:: STATED GOAL ::
Pick out every line with the word "sagda" and copy it.

:: WORKING DATA ::
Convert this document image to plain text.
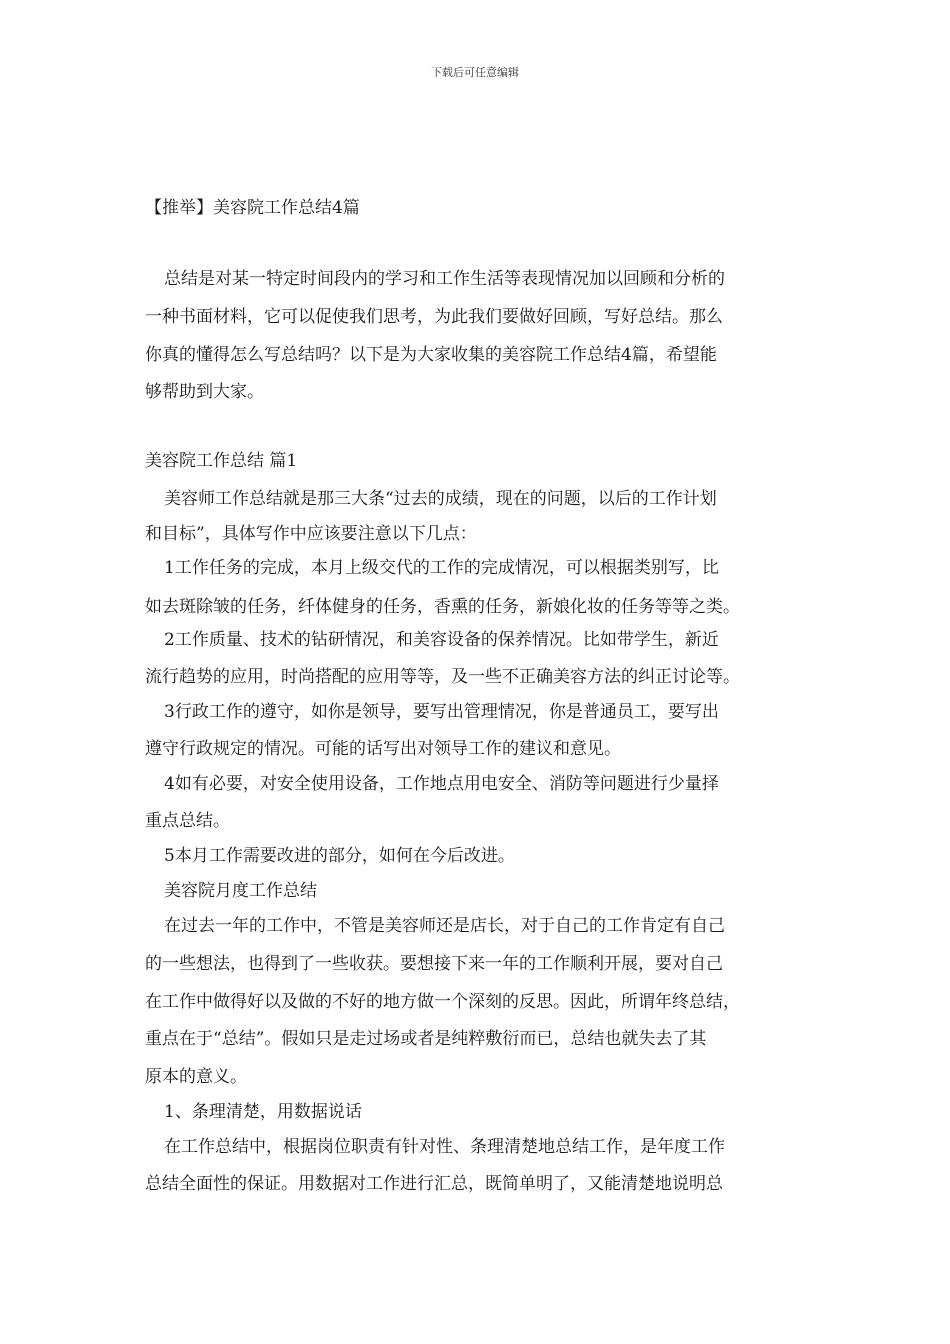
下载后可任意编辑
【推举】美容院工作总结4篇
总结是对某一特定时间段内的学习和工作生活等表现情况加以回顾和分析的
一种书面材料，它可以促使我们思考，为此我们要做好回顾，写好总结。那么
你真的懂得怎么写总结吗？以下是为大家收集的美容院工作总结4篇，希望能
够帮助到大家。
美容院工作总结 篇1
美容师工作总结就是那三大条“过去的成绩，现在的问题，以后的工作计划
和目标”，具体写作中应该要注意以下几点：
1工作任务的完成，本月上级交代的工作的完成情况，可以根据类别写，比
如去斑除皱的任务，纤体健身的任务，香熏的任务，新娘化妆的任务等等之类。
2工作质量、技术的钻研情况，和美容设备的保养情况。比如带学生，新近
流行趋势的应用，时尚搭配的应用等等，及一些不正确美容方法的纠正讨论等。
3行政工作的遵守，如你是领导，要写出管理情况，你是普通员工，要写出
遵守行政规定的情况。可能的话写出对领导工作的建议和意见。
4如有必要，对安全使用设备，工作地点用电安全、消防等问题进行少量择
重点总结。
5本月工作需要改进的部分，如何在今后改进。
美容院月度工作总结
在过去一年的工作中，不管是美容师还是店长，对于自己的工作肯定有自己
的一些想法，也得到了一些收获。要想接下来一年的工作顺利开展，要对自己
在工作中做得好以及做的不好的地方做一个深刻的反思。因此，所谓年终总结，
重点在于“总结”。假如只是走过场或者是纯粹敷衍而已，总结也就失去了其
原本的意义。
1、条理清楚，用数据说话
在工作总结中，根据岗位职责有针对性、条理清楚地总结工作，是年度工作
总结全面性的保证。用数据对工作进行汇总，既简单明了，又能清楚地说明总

==

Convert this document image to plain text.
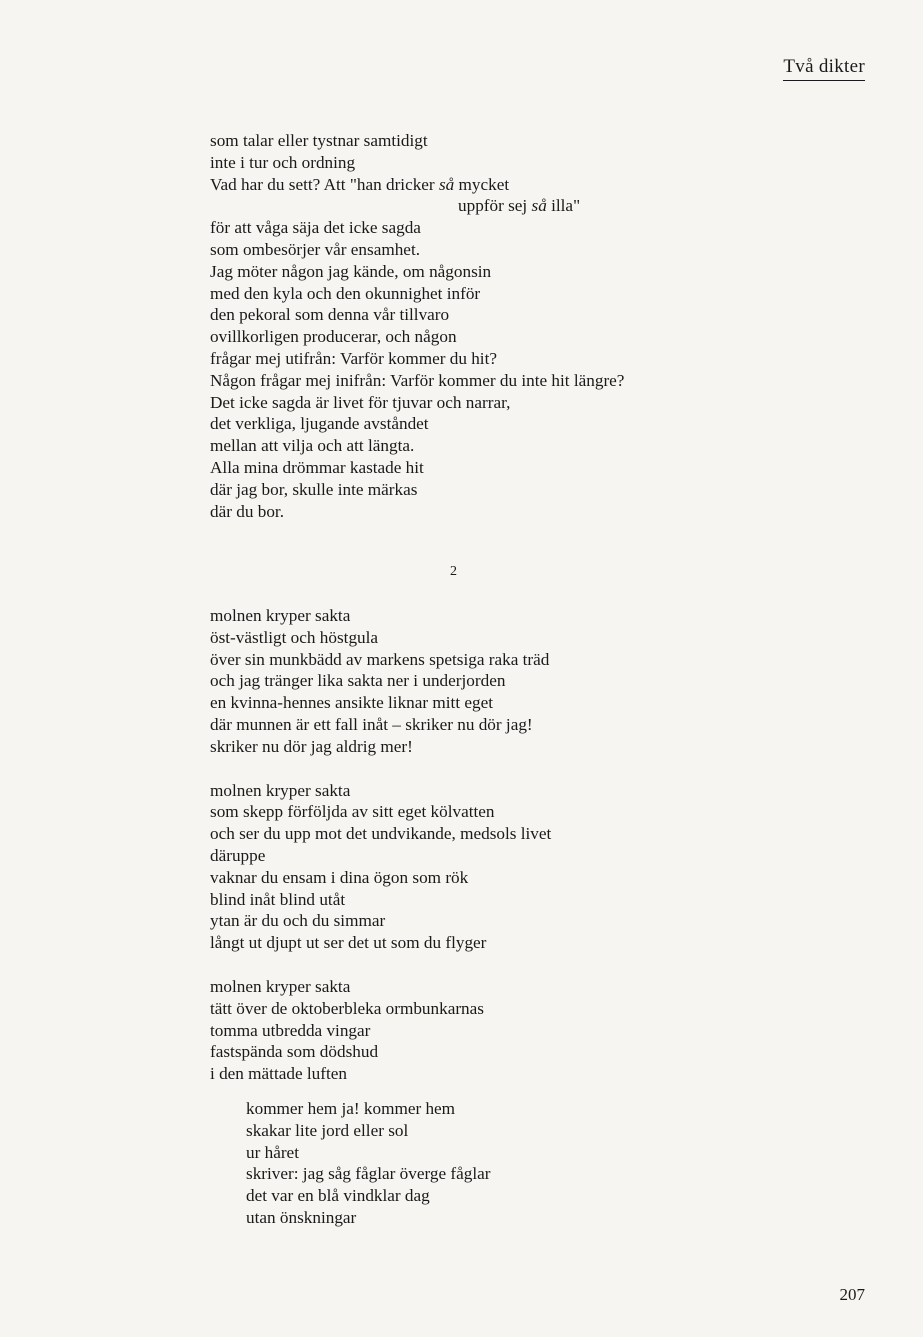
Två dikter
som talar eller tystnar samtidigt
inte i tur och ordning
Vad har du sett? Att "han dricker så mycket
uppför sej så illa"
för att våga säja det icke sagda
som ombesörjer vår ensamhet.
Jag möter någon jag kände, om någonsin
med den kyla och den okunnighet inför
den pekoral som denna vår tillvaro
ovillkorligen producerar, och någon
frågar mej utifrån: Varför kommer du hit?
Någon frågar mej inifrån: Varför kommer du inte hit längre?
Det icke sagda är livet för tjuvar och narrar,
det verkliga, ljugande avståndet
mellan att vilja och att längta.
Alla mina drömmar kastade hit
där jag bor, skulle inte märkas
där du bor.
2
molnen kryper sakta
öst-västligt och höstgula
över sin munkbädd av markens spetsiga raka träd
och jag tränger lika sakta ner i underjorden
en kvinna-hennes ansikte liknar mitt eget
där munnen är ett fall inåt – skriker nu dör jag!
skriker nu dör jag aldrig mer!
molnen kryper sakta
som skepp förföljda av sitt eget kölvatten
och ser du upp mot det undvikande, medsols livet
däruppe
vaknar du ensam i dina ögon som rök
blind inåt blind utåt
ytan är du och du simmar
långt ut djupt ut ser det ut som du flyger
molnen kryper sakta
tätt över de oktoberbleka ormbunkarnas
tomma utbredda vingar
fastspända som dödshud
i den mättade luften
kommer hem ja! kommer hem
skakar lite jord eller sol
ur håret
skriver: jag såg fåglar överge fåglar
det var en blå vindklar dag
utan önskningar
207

:: TASK OUTPUT ::
för att våga säja det icke sagda
Det icke sagda är livet för tjuvar och narrar,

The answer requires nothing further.